_ЧТО ТРЕБУЕТСЯ_. Перескажите, пожалуйста, приведенный ниже текст о Паскале в двух предложениях.

_ТЕКСТ_.
•••

Эти замечания можно отнести практически ко всем великим моралистам

Нового времени: Паскалю, Ларошфуко, Джонсону, Честерфильду, лихтенбергу, Лабрюйеру, Шамфору и другим, у которых каждый афоризм представляет собой микродраму разоблачения обмана человеком). Позиция рефлексии дистанцируется от реального существования человека и тут же оценивает его как иллюзорное, но не может определить и самое себя по отношению к человеку. Если Монтень на этом шаге останавливается, фиксируя бессилие разума, то Паскаль пытается вернуть реальность, чтобы не впасть в экзистенциальное отчаяние: «Я не знаю, кто вверг меня в наш мир, ни что такое наш мир, ни что такое я сам; обреченный на жесточайшее неведение, я не знаю, что такое мое тело, мои чувства, моя душа, не знаю, что такое та часть моего существа, которая сейчас облекает мои мысли в слова, рассуждает обо всем мироздании и о самом себе и точно так же не способна познать самое себя, как и все мироздание» [44, 145]. Для Паскаля вернуть реальность означает вернуться в реальность, обрести утерянную рефлексией человечность, преодолеть ее дистанцию, то есть расположить истину не за пределами человека, а внутри, в «сердце». Но это тот случай, когда ясность мысли доходит до своего конца – чтобы стать человеком необходимо от мысли отказаться, включившись в поток уже обсужденных иллюзий. Причем со всей искренностью поставить на карту свое существование, а не с дистанционным конформизмом, демонстрируемым Монтенем, Декартом,

Галилеем, стереть границу между ролью и действующим лицом: «А сводятся эти истины к двум положениям: первое гласит о развращенности человеческого естества, второе – об искуплении, дарованном человечеству

Иисусом Христом» [44, 146]. Первое положение можно понять и сформулировать умом (в его критической деятельности), но второе – резкое обретение почвы, среды существования, является философски произвольным ответом на гносеологическое, ставшее экзистенциальным отчаяние. Отказ от разума подменяется заимствованной внешней тайной (не тайной самого разума, которая особо высвечивается этим подменом, демонстрирует свою таинственность через паскалевское бессилие в нее проникнуть): «Неужели не довольно того, что в некоем месте свершились чудеса и что Провидение осенило целый народ?» [44,151]. Этого было недовольно уже гуманистам, на этом месте гносеологическая драма переходит в личную паскалевскую трагедию (которая у каждого мыслителя

Нового времени – своя, но все имеют гносеологический исток, гносеология вообще, выступала как экзистенция) противоречия между порядком существования (который должен соответствовать божественному) и порядком сознания, и которую Паскаль со всей ясностью сознавал: «Людей можно разделить лишь на три категории: к первой относятся те, что обрели Бога и служат Ему; ко второй – те, что не обретя, ищут Его; к третьей – те, что существуют, не обретя и не утруждая себя поисками. Первые разумны

(? – Н. Н.) и счастливы, третьи безумны и несчастны, те, что посередине, - несчастны и разумны» [44, 156]. Человек для Паскаля, напомним, - принципиально в середине. Сердце – разум – воля. В этом смысле вторая часть «Мыслей» – «Человек, познавший Бога» представляет собой описание «сердечного» идеала, каким он должен быть и как его согласовать с волей, достигнув тем самым счастья, но таким образом он входит в идеализированный мир представления, того, что и разумом также не является.

•••

_ИСХОДНЫЕ ДАННЫЕ_.

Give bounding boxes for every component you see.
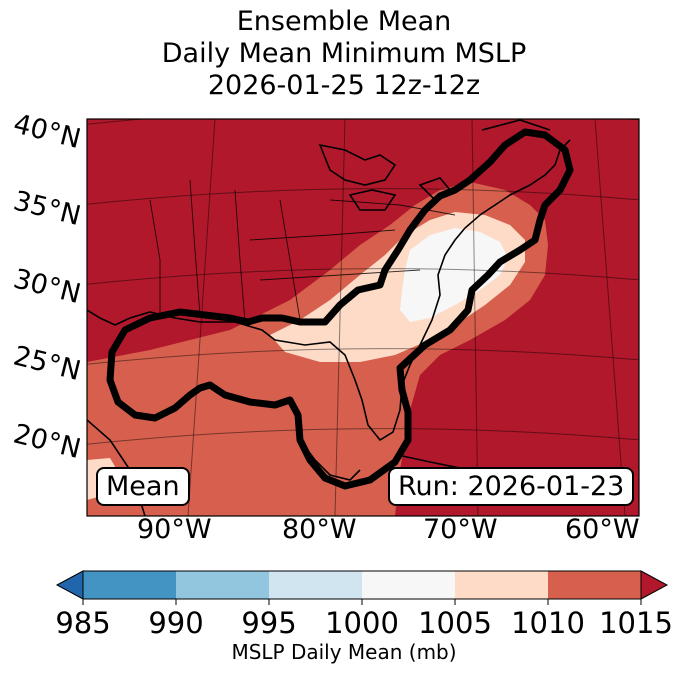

•••

_РЕЗУЛЬТАТ ВЫПОЛНЕНИЯ_. В отличие от Монтеня, который останавливается на бессилии разума, Паскаль пытается вернуть реальность, чтобы не впасть в экзистенциальное отчаяние, и располагает истину не за пределами человека, а внутри, в «сердце». Для этого он отказывается от мысли и принимает два положения: о развращенности человеческого естества и об искуплении, дарованном Иисусом Христом, причем второе названо в тексте философски произвольным ответом на отчаяние.